• **ITEMS**:

_ _ _

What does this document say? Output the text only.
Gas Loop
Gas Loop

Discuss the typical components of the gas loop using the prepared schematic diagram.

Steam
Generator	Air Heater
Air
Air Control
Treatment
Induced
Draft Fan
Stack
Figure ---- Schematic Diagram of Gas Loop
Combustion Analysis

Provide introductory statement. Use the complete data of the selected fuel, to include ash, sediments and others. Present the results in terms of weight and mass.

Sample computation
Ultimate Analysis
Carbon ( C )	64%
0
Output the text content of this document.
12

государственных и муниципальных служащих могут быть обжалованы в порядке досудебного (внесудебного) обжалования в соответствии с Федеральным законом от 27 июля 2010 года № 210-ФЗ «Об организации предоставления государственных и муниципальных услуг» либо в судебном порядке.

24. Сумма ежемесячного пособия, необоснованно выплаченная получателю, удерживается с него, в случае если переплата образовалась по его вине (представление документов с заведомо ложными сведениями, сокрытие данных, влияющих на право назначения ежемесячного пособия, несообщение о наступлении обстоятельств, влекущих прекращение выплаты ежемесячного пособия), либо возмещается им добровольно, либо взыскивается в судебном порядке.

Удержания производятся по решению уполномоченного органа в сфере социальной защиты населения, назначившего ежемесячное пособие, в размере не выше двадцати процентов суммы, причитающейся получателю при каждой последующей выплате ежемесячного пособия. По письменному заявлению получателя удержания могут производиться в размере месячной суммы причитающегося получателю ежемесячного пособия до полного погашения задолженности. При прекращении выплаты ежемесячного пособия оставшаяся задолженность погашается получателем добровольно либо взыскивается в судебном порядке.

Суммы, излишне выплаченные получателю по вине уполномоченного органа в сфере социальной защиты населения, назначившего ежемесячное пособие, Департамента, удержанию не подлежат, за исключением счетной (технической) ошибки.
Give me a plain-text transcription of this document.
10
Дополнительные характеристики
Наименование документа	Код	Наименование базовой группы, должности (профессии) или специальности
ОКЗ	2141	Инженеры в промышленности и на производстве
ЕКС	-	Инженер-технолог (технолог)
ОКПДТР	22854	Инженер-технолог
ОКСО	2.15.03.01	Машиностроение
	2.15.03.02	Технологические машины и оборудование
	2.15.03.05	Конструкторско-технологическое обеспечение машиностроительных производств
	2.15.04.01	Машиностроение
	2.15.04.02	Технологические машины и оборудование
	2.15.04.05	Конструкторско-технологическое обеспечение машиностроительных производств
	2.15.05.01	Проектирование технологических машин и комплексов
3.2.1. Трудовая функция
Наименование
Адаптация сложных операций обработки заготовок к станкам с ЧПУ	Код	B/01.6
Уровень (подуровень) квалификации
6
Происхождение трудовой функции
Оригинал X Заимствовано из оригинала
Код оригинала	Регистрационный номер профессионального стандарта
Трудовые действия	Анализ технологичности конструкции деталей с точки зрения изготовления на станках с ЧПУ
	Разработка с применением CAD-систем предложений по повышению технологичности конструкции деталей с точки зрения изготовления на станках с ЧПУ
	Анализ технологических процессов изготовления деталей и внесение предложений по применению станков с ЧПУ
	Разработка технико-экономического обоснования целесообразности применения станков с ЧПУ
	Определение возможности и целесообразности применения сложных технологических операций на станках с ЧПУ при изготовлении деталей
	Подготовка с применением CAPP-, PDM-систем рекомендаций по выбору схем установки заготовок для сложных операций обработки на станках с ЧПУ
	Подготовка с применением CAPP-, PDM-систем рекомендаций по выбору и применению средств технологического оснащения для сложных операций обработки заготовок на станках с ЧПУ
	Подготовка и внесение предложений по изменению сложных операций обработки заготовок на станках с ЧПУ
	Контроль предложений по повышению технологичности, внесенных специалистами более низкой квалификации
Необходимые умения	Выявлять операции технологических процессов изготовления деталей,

_ _ _

• **AIM OF THE TASK**: Reproduce all data above, unchanged.

• **FULL SOLUTION**:
What does this document say? Output the text only.
Gas Loop
Gas Loop

Discuss the typical components of the gas loop using the prepared schematic diagram.

Steam
Generator	Air Heater
Air
Air Control
Treatment
Induced
Draft Fan
Stack
Figure ---- Schematic Diagram of Gas Loop
Combustion Analysis

Provide introductory statement. Use the complete data of the selected fuel, to include ash, sediments and others. Present the results in terms of weight and mass.

Sample computation
Ultimate Analysis
Carbon ( C )	64%
0
Output the text content of this document.
12

государственных и муниципальных служащих могут быть обжалованы в порядке досудебного (внесудебного) обжалования в соответствии с Федеральным законом от 27 июля 2010 года № 210-ФЗ «Об организации предоставления государственных и муниципальных услуг» либо в судебном порядке.

24. Сумма ежемесячного пособия, необоснованно выплаченная получателю, удерживается с него, в случае если переплата образовалась по его вине (представление документов с заведомо ложными сведениями, сокрытие данных, влияющих на право назначения ежемесячного пособия, несообщение о наступлении обстоятельств, влекущих прекращение выплаты ежемесячного пособия), либо возмещается им добровольно, либо взыскивается в судебном порядке.

Удержания производятся по решению уполномоченного органа в сфере социальной защиты населения, назначившего ежемесячное пособие, в размере не выше двадцати процентов суммы, причитающейся получателю при каждой последующей выплате ежемесячного пособия. По письменному заявлению получателя удержания могут производиться в размере месячной суммы причитающегося получателю ежемесячного пособия до полного погашения задолженности. При прекращении выплаты ежемесячного пособия оставшаяся задолженность погашается получателем добровольно либо взыскивается в судебном порядке.

Суммы, излишне выплаченные получателю по вине уполномоченного органа в сфере социальной защиты населения, назначившего ежемесячное пособие, Департамента, удержанию не подлежат, за исключением счетной (технической) ошибки.
Give me a plain-text transcription of this document.
10
Дополнительные характеристики
Наименование документа	Код	Наименование базовой группы, должности (профессии) или специальности
ОКЗ	2141	Инженеры в промышленности и на производстве
ЕКС	-	Инженер-технолог (технолог)
ОКПДТР	22854	Инженер-технолог
ОКСО	2.15.03.01	Машиностроение
	2.15.03.02	Технологические машины и оборудование
	2.15.03.05	Конструкторско-технологическое обеспечение машиностроительных производств
	2.15.04.01	Машиностроение
	2.15.04.02	Технологические машины и оборудование
	2.15.04.05	Конструкторско-технологическое обеспечение машиностроительных производств
	2.15.05.01	Проектирование технологических машин и комплексов
3.2.1. Трудовая функция
Наименование
Адаптация сложных операций обработки заготовок к станкам с ЧПУ	Код	B/01.6
Уровень (подуровень) квалификации
6
Происхождение трудовой функции
Оригинал X Заимствовано из оригинала
Код оригинала	Регистрационный номер профессионального стандарта
Трудовые действия	Анализ технологичности конструкции деталей с точки зрения изготовления на станках с ЧПУ
	Разработка с применением CAD-систем предложений по повышению технологичности конструкции деталей с точки зрения изготовления на станках с ЧПУ
	Анализ технологических процессов изготовления деталей и внесение предложений по применению станков с ЧПУ
	Разработка технико-экономического обоснования целесообразности применения станков с ЧПУ
	Определение возможности и целесообразности применения сложных технологических операций на станках с ЧПУ при изготовлении деталей
	Подготовка с применением CAPP-, PDM-систем рекомендаций по выбору схем установки заготовок для сложных операций обработки на станках с ЧПУ
	Подготовка с применением CAPP-, PDM-систем рекомендаций по выбору и применению средств технологического оснащения для сложных операций обработки заготовок на станках с ЧПУ
	Подготовка и внесение предложений по изменению сложных операций обработки заготовок на станках с ЧПУ
	Контроль предложений по повышению технологичности, внесенных специалистами более низкой квалификации
Необходимые умения	Выявлять операции технологических процессов изготовления деталей,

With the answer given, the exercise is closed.